# Dataset rows
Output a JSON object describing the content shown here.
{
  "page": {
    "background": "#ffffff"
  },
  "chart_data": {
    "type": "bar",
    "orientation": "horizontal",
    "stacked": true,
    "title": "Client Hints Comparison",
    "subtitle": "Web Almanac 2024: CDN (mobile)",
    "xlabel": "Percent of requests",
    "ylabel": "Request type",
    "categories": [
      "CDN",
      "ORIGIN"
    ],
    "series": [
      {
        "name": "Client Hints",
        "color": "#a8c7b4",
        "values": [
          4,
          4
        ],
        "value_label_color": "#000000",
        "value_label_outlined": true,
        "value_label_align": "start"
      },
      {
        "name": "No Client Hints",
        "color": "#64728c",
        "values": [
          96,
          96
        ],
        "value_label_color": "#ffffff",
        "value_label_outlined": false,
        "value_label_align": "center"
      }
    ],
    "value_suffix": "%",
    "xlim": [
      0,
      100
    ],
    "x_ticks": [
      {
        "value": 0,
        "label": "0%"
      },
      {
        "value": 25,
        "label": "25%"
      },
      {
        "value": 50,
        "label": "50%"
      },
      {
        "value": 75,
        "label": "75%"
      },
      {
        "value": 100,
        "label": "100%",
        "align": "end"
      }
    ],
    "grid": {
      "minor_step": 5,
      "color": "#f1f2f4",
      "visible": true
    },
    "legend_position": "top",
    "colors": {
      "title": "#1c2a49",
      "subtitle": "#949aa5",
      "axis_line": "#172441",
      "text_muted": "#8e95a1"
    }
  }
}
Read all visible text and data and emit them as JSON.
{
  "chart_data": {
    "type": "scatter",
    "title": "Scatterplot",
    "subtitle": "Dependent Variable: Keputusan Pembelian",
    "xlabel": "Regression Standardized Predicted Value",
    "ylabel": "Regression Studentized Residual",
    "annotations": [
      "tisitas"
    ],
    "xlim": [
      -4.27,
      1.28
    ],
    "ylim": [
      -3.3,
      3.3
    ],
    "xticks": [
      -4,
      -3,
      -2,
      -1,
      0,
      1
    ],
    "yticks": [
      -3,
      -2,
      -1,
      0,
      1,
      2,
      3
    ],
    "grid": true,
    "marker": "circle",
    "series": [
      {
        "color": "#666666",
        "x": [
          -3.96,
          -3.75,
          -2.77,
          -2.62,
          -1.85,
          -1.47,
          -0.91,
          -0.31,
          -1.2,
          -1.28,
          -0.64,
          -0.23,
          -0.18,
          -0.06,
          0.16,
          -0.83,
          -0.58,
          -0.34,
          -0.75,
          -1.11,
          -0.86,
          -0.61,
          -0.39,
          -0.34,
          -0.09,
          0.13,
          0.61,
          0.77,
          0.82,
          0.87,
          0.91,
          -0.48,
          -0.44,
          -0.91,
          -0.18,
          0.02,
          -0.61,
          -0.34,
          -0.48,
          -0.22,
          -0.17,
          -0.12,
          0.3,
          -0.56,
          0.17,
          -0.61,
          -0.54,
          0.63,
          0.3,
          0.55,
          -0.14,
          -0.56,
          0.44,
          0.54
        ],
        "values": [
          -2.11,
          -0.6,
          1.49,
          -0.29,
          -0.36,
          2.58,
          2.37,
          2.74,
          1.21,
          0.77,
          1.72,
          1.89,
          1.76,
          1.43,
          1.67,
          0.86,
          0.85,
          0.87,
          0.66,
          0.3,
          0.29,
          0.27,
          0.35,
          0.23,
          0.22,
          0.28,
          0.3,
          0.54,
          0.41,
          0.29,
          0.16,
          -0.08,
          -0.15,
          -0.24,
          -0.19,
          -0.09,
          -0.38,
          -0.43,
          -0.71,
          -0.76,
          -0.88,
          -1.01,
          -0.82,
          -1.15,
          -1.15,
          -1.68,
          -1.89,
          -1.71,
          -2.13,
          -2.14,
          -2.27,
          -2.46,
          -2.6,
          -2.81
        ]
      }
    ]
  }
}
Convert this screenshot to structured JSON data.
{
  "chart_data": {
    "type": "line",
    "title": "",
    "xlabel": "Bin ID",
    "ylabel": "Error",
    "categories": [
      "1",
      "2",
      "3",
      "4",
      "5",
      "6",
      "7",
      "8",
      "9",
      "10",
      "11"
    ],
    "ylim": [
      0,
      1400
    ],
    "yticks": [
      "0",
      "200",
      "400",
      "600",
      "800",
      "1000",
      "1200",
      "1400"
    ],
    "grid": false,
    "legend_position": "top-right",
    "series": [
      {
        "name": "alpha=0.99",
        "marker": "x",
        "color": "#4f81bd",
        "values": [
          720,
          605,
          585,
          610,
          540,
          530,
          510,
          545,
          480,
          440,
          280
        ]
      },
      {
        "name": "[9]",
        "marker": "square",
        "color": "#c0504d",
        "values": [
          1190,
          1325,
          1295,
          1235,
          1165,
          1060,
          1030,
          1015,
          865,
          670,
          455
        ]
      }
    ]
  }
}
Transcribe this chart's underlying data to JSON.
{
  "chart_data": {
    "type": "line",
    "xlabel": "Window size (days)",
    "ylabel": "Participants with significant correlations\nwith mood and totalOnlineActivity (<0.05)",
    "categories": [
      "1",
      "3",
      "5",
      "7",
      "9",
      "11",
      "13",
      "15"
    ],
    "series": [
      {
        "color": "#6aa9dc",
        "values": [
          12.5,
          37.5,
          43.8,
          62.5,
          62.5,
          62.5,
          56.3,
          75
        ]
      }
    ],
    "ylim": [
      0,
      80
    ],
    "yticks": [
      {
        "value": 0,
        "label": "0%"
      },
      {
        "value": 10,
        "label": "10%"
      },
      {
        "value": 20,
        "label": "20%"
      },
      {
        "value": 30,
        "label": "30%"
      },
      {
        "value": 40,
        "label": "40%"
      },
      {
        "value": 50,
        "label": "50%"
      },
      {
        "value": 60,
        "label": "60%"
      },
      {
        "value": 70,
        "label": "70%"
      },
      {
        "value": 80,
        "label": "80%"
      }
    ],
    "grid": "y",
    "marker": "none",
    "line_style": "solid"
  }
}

# Problem to solve
Search the records for the word "name", then list every line that has it.

# Finished answer
        "name": "Client Hints",
        "name": "No Client Hints",
        "name": "alpha=0.99",
        "name": "[9]",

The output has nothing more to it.